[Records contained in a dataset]
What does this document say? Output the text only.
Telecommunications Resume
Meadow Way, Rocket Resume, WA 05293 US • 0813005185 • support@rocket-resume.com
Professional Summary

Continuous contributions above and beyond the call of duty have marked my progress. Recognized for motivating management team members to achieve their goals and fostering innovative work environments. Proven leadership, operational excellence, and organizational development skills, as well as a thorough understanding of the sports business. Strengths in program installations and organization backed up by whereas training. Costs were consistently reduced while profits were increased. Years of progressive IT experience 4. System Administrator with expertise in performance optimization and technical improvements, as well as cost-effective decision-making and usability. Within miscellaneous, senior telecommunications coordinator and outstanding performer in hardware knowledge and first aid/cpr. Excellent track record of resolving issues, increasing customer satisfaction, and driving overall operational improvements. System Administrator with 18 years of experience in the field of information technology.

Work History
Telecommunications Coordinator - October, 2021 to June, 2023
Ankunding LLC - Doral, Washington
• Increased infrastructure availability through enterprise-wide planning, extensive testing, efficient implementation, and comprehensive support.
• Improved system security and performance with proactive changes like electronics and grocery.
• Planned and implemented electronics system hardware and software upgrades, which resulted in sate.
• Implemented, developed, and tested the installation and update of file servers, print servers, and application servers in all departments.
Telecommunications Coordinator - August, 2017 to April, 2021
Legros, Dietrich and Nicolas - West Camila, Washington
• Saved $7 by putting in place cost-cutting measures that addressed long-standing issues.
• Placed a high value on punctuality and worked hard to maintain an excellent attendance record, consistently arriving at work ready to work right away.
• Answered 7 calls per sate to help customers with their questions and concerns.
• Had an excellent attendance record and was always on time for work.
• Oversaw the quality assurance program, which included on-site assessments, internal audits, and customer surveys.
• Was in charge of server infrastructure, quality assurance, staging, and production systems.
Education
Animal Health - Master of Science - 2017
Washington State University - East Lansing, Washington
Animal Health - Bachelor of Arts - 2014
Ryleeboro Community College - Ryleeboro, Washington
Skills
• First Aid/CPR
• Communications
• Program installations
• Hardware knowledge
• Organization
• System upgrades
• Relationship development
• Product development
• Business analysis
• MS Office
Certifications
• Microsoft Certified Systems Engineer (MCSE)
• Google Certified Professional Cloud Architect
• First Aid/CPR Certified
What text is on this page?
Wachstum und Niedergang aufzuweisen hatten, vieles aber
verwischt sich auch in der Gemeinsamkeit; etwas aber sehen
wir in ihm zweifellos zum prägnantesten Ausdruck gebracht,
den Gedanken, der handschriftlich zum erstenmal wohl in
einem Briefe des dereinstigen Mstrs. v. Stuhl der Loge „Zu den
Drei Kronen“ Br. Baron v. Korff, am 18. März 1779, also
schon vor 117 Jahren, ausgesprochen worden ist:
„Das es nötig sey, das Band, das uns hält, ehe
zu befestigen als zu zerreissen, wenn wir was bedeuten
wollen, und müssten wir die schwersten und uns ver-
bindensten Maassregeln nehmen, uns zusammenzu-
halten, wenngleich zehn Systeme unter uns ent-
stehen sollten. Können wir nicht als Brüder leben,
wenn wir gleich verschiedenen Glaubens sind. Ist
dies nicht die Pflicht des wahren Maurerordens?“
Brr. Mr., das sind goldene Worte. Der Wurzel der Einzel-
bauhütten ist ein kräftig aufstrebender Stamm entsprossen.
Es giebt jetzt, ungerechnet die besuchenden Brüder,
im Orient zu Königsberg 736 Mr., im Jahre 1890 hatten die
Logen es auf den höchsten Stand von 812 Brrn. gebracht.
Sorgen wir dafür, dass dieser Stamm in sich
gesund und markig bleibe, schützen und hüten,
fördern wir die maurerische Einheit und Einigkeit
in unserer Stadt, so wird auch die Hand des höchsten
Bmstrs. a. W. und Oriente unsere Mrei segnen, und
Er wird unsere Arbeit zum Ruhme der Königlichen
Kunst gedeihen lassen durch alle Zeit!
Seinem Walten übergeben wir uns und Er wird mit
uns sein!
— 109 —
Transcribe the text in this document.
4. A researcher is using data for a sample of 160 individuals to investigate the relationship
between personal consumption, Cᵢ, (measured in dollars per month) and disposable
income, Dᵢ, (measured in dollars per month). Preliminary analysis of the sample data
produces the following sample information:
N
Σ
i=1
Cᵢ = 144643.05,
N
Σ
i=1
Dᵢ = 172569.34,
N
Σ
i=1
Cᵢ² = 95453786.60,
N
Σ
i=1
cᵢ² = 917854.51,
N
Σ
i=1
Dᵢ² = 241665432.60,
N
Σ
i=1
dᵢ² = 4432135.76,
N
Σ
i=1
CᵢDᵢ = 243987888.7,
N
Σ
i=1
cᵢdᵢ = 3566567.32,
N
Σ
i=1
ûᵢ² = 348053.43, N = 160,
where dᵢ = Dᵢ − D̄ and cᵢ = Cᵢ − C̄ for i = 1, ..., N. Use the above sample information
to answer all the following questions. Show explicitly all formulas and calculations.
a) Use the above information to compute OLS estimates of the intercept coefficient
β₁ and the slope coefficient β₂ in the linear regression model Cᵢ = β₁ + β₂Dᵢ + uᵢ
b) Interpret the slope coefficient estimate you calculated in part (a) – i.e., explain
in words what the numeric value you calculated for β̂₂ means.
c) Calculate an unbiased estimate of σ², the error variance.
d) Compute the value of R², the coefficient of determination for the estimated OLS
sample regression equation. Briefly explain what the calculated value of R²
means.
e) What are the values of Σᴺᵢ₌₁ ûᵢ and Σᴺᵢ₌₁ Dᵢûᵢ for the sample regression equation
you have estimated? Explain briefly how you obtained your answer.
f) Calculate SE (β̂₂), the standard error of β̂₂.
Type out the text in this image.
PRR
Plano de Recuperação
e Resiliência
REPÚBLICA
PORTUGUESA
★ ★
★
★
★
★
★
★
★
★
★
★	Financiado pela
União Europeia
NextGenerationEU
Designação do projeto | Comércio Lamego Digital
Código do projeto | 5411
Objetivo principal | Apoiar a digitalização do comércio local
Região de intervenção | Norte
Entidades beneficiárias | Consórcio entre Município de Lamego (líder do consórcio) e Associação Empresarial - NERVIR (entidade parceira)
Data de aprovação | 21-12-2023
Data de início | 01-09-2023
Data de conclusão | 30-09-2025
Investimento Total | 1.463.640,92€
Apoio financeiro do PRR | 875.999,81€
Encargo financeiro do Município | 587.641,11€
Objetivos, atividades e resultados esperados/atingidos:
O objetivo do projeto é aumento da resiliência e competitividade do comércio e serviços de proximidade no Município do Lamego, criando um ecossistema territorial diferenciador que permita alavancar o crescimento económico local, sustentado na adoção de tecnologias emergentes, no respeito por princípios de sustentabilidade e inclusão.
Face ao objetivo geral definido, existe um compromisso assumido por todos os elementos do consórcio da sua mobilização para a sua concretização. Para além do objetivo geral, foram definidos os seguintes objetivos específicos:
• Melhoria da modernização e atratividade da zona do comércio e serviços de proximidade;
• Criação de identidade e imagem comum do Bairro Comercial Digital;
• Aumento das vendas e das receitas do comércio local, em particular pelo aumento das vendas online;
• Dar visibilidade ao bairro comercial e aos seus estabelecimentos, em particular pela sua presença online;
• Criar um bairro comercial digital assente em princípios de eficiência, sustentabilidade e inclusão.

§ **AIM OF THE TASK**:
Send back all of the entries exactly, with nothing missing.

§ **FINISHED TASK**:
What does this document say? Output the text only.
Telecommunications Resume
Meadow Way, Rocket Resume, WA 05293 US • 0813005185 • support@rocket-resume.com
Professional Summary

Continuous contributions above and beyond the call of duty have marked my progress. Recognized for motivating management team members to achieve their goals and fostering innovative work environments. Proven leadership, operational excellence, and organizational development skills, as well as a thorough understanding of the sports business. Strengths in program installations and organization backed up by whereas training. Costs were consistently reduced while profits were increased. Years of progressive IT experience 4. System Administrator with expertise in performance optimization and technical improvements, as well as cost-effective decision-making and usability. Within miscellaneous, senior telecommunications coordinator and outstanding performer in hardware knowledge and first aid/cpr. Excellent track record of resolving issues, increasing customer satisfaction, and driving overall operational improvements. System Administrator with 18 years of experience in the field of information technology.

Work History
Telecommunications Coordinator - October, 2021 to June, 2023
Ankunding LLC - Doral, Washington
• Increased infrastructure availability through enterprise-wide planning, extensive testing, efficient implementation, and comprehensive support.
• Improved system security and performance with proactive changes like electronics and grocery.
• Planned and implemented electronics system hardware and software upgrades, which resulted in sate.
• Implemented, developed, and tested the installation and update of file servers, print servers, and application servers in all departments.
Telecommunications Coordinator - August, 2017 to April, 2021
Legros, Dietrich and Nicolas - West Camila, Washington
• Saved $7 by putting in place cost-cutting measures that addressed long-standing issues.
• Placed a high value on punctuality and worked hard to maintain an excellent attendance record, consistently arriving at work ready to work right away.
• Answered 7 calls per sate to help customers with their questions and concerns.
• Had an excellent attendance record and was always on time for work.
• Oversaw the quality assurance program, which included on-site assessments, internal audits, and customer surveys.
• Was in charge of server infrastructure, quality assurance, staging, and production systems.
Education
Animal Health - Master of Science - 2017
Washington State University - East Lansing, Washington
Animal Health - Bachelor of Arts - 2014
Ryleeboro Community College - Ryleeboro, Washington
Skills
• First Aid/CPR
• Communications
• Program installations
• Hardware knowledge
• Organization
• System upgrades
• Relationship development
• Product development
• Business analysis
• MS Office
Certifications
• Microsoft Certified Systems Engineer (MCSE)
• Google Certified Professional Cloud Architect
• First Aid/CPR Certified
What text is on this page?
Wachstum und Niedergang aufzuweisen hatten, vieles aber
verwischt sich auch in der Gemeinsamkeit; etwas aber sehen
wir in ihm zweifellos zum prägnantesten Ausdruck gebracht,
den Gedanken, der handschriftlich zum erstenmal wohl in
einem Briefe des dereinstigen Mstrs. v. Stuhl der Loge „Zu den
Drei Kronen“ Br. Baron v. Korff, am 18. März 1779, also
schon vor 117 Jahren, ausgesprochen worden ist:
„Das es nötig sey, das Band, das uns hält, ehe
zu befestigen als zu zerreissen, wenn wir was bedeuten
wollen, und müssten wir die schwersten und uns ver-
bindensten Maassregeln nehmen, uns zusammenzu-
halten, wenngleich zehn Systeme unter uns ent-
stehen sollten. Können wir nicht als Brüder leben,
wenn wir gleich verschiedenen Glaubens sind. Ist
dies nicht die Pflicht des wahren Maurerordens?“
Brr. Mr., das sind goldene Worte. Der Wurzel der Einzel-
bauhütten ist ein kräftig aufstrebender Stamm entsprossen.
Es giebt jetzt, ungerechnet die besuchenden Brüder,
im Orient zu Königsberg 736 Mr., im Jahre 1890 hatten die
Logen es auf den höchsten Stand von 812 Brrn. gebracht.
Sorgen wir dafür, dass dieser Stamm in sich
gesund und markig bleibe, schützen und hüten,
fördern wir die maurerische Einheit und Einigkeit
in unserer Stadt, so wird auch die Hand des höchsten
Bmstrs. a. W. und Oriente unsere Mrei segnen, und
Er wird unsere Arbeit zum Ruhme der Königlichen
Kunst gedeihen lassen durch alle Zeit!
Seinem Walten übergeben wir uns und Er wird mit
uns sein!
— 109 —
Transcribe the text in this document.
4. A researcher is using data for a sample of 160 individuals to investigate the relationship
between personal consumption, Cᵢ, (measured in dollars per month) and disposable
income, Dᵢ, (measured in dollars per month). Preliminary analysis of the sample data
produces the following sample information:
N
Σ
i=1
Cᵢ = 144643.05,
N
Σ
i=1
Dᵢ = 172569.34,
N
Σ
i=1
Cᵢ² = 95453786.60,
N
Σ
i=1
cᵢ² = 917854.51,
N
Σ
i=1
Dᵢ² = 241665432.60,
N
Σ
i=1
dᵢ² = 4432135.76,
N
Σ
i=1
CᵢDᵢ = 243987888.7,
N
Σ
i=1
cᵢdᵢ = 3566567.32,
N
Σ
i=1
ûᵢ² = 348053.43, N = 160,
where dᵢ = Dᵢ − D̄ and cᵢ = Cᵢ − C̄ for i = 1, ..., N. Use the above sample information
to answer all the following questions. Show explicitly all formulas and calculations.
a) Use the above information to compute OLS estimates of the intercept coefficient
β₁ and the slope coefficient β₂ in the linear regression model Cᵢ = β₁ + β₂Dᵢ + uᵢ
b) Interpret the slope coefficient estimate you calculated in part (a) – i.e., explain
in words what the numeric value you calculated for β̂₂ means.
c) Calculate an unbiased estimate of σ², the error variance.
d) Compute the value of R², the coefficient of determination for the estimated OLS
sample regression equation. Briefly explain what the calculated value of R²
means.
e) What are the values of Σᴺᵢ₌₁ ûᵢ and Σᴺᵢ₌₁ Dᵢûᵢ for the sample regression equation
you have estimated? Explain briefly how you obtained your answer.
f) Calculate SE (β̂₂), the standard error of β̂₂.
Type out the text in this image.
PRR
Plano de Recuperação
e Resiliência
REPÚBLICA
PORTUGUESA
★ ★
★
★
★
★
★
★
★
★
★
★	Financiado pela
União Europeia
NextGenerationEU
Designação do projeto | Comércio Lamego Digital
Código do projeto | 5411
Objetivo principal | Apoiar a digitalização do comércio local
Região de intervenção | Norte
Entidades beneficiárias | Consórcio entre Município de Lamego (líder do consórcio) e Associação Empresarial - NERVIR (entidade parceira)
Data de aprovação | 21-12-2023
Data de início | 01-09-2023
Data de conclusão | 30-09-2025
Investimento Total | 1.463.640,92€
Apoio financeiro do PRR | 875.999,81€
Encargo financeiro do Município | 587.641,11€
Objetivos, atividades e resultados esperados/atingidos:
O objetivo do projeto é aumento da resiliência e competitividade do comércio e serviços de proximidade no Município do Lamego, criando um ecossistema territorial diferenciador que permita alavancar o crescimento económico local, sustentado na adoção de tecnologias emergentes, no respeito por princípios de sustentabilidade e inclusão.
Face ao objetivo geral definido, existe um compromisso assumido por todos os elementos do consórcio da sua mobilização para a sua concretização. Para além do objetivo geral, foram definidos os seguintes objetivos específicos:
• Melhoria da modernização e atratividade da zona do comércio e serviços de proximidade;
• Criação de identidade e imagem comum do Bairro Comercial Digital;
• Aumento das vendas e das receitas do comércio local, em particular pelo aumento das vendas online;
• Dar visibilidade ao bairro comercial e aos seus estabelecimentos, em particular pela sua presença online;
• Criar um bairro comercial digital assente em princípios de eficiência, sustentabilidade e inclusão.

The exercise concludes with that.